**Task to carry out:**
Repeat each line of the material below exactly as it appears, minus any pictures.
· · ·
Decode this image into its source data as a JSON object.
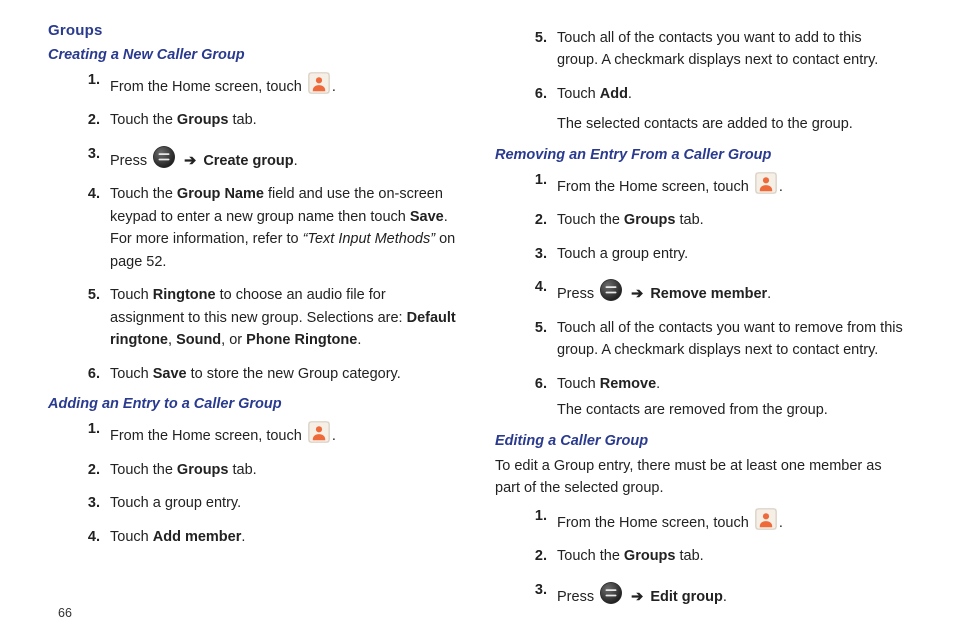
{
  "page_number": "66",
  "section": {
    "title": "Groups"
  },
  "icons": {
    "contacts_label": "contacts-icon",
    "menu_label": "menu-icon"
  },
  "strings": {
    "arrow": "➔",
    "period": "."
  },
  "creating": {
    "title": "Creating a New Caller Group",
    "steps": [
      {
        "n": "1.",
        "pre": "From the Home screen, touch "
      },
      {
        "n": "2.",
        "pre": "Touch the ",
        "b1": "Groups",
        "post": " tab."
      },
      {
        "n": "3.",
        "pre": "Press ",
        "b_after_icon": "Create group",
        "post": "."
      },
      {
        "n": "4.",
        "seg1": "Touch the ",
        "b1": "Group Name",
        "seg2": " field and use the on-screen keypad to enter a new group name then touch ",
        "b2": "Save",
        "seg3": ". For more information, refer to ",
        "ref": "“Text Input Methods”",
        "seg4": "  on page 52."
      },
      {
        "n": "5.",
        "seg1": "Touch ",
        "b1": "Ringtone",
        "seg2": " to choose an audio file for assignment to this new group. Selections are: ",
        "b2": "Default ringtone",
        "seg3": ", ",
        "b3": "Sound",
        "seg4": ", or ",
        "b4": "Phone Ringtone",
        "seg5": "."
      },
      {
        "n": "6.",
        "seg1": "Touch ",
        "b1": "Save",
        "seg2": " to store the new Group category."
      }
    ]
  },
  "adding": {
    "title": "Adding an Entry to a Caller Group",
    "steps": [
      {
        "n": "1.",
        "pre": "From the Home screen, touch "
      },
      {
        "n": "2.",
        "pre": "Touch the ",
        "b1": "Groups",
        "post": " tab."
      },
      {
        "n": "3.",
        "pre": "Touch a group entry."
      },
      {
        "n": "4.",
        "pre": "Touch ",
        "b1": "Add member",
        "post": "."
      }
    ]
  },
  "adding_cont": {
    "steps": [
      {
        "n": "5.",
        "seg1": "Touch all of the contacts you want to add to this group. A checkmark displays next to contact entry."
      },
      {
        "n": "6.",
        "seg1": "Touch ",
        "b1": "Add",
        "seg2": ".",
        "after": "The selected contacts are added to the group."
      }
    ]
  },
  "removing": {
    "title": "Removing an Entry From a Caller Group",
    "steps": [
      {
        "n": "1.",
        "pre": "From the Home screen, touch "
      },
      {
        "n": "2.",
        "pre": "Touch the ",
        "b1": "Groups",
        "post": " tab."
      },
      {
        "n": "3.",
        "pre": "Touch a group entry."
      },
      {
        "n": "4.",
        "pre": "Press ",
        "b_after_icon": "Remove member",
        "post": "."
      },
      {
        "n": "5.",
        "seg1": "Touch all of the contacts you want to remove from this group. A checkmark displays next to contact entry."
      },
      {
        "n": "6.",
        "seg1": "Touch ",
        "b1": "Remove",
        "seg2": ".",
        "after": "The contacts are removed from the group."
      }
    ]
  },
  "editing": {
    "title": "Editing a Caller Group",
    "intro": "To edit a Group entry, there must be at least one member as part of the selected group.",
    "steps": [
      {
        "n": "1.",
        "pre": "From the Home screen, touch "
      },
      {
        "n": "2.",
        "pre": "Touch the ",
        "b1": "Groups",
        "post": " tab."
      },
      {
        "n": "3.",
        "pre": "Press ",
        "b_after_icon": "Edit group",
        "post": "."
      }
    ]
  }
}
· · ·
**Exercise output:**
Decode this image into its source data as a JSON object.
{
  "page_number": "66",
  "section": {
    "title": "Groups"
  },
  "icons": {
    "contacts_label": "contacts-icon",
    "menu_label": "menu-icon"
  },
  "strings": {
    "arrow": "➔",
    "period": "."
  },
  "creating": {
    "title": "Creating a New Caller Group",
    "steps": [
      {
        "n": "1.",
        "pre": "From the Home screen, touch "
      },
      {
        "n": "2.",
        "pre": "Touch the ",
        "b1": "Groups",
        "post": " tab."
      },
      {
        "n": "3.",
        "pre": "Press ",
        "b_after_icon": "Create group",
        "post": "."
      },
      {
        "n": "4.",
        "seg1": "Touch the ",
        "b1": "Group Name",
        "seg2": " field and use the on-screen keypad to enter a new group name then touch ",
        "b2": "Save",
        "seg3": ". For more information, refer to ",
        "ref": "“Text Input Methods”",
        "seg4": "  on page 52."
      },
      {
        "n": "5.",
        "seg1": "Touch ",
        "b1": "Ringtone",
        "seg2": " to choose an audio file for assignment to this new group. Selections are: ",
        "b2": "Default ringtone",
        "seg3": ", ",
        "b3": "Sound",
        "seg4": ", or ",
        "b4": "Phone Ringtone",
        "seg5": "."
      },
      {
        "n": "6.",
        "seg1": "Touch ",
        "b1": "Save",
        "seg2": " to store the new Group category."
      }
    ]
  },
  "adding": {
    "title": "Adding an Entry to a Caller Group",
    "steps": [
      {
        "n": "1.",
        "pre": "From the Home screen, touch "
      },
      {
        "n": "2.",
        "pre": "Touch the ",
        "b1": "Groups",
        "post": " tab."
      },
      {
        "n": "3.",
        "pre": "Touch a group entry."
      },
      {
        "n": "4.",
        "pre": "Touch ",
        "b1": "Add member",
        "post": "."
      }
    ]
  },
  "adding_cont": {
    "steps": [
      {
        "n": "5.",
        "seg1": "Touch all of the contacts you want to add to this group. A checkmark displays next to contact entry."
      },
      {
        "n": "6.",
        "seg1": "Touch ",
        "b1": "Add",
        "seg2": ".",
        "after": "The selected contacts are added to the group."
      }
    ]
  },
  "removing": {
    "title": "Removing an Entry From a Caller Group",
    "steps": [
      {
        "n": "1.",
        "pre": "From the Home screen, touch "
      },
      {
        "n": "2.",
        "pre": "Touch the ",
        "b1": "Groups",
        "post": " tab."
      },
      {
        "n": "3.",
        "pre": "Touch a group entry."
      },
      {
        "n": "4.",
        "pre": "Press ",
        "b_after_icon": "Remove member",
        "post": "."
      },
      {
        "n": "5.",
        "seg1": "Touch all of the contacts you want to remove from this group. A checkmark displays next to contact entry."
      },
      {
        "n": "6.",
        "seg1": "Touch ",
        "b1": "Remove",
        "seg2": ".",
        "after": "The contacts are removed from the group."
      }
    ]
  },
  "editing": {
    "title": "Editing a Caller Group",
    "intro": "To edit a Group entry, there must be at least one member as part of the selected group.",
    "steps": [
      {
        "n": "1.",
        "pre": "From the Home screen, touch "
      },
      {
        "n": "2.",
        "pre": "Touch the ",
        "b1": "Groups",
        "post": " tab."
      },
      {
        "n": "3.",
        "pre": "Press ",
        "b_after_icon": "Edit group",
        "post": "."
      }
    ]
  }
}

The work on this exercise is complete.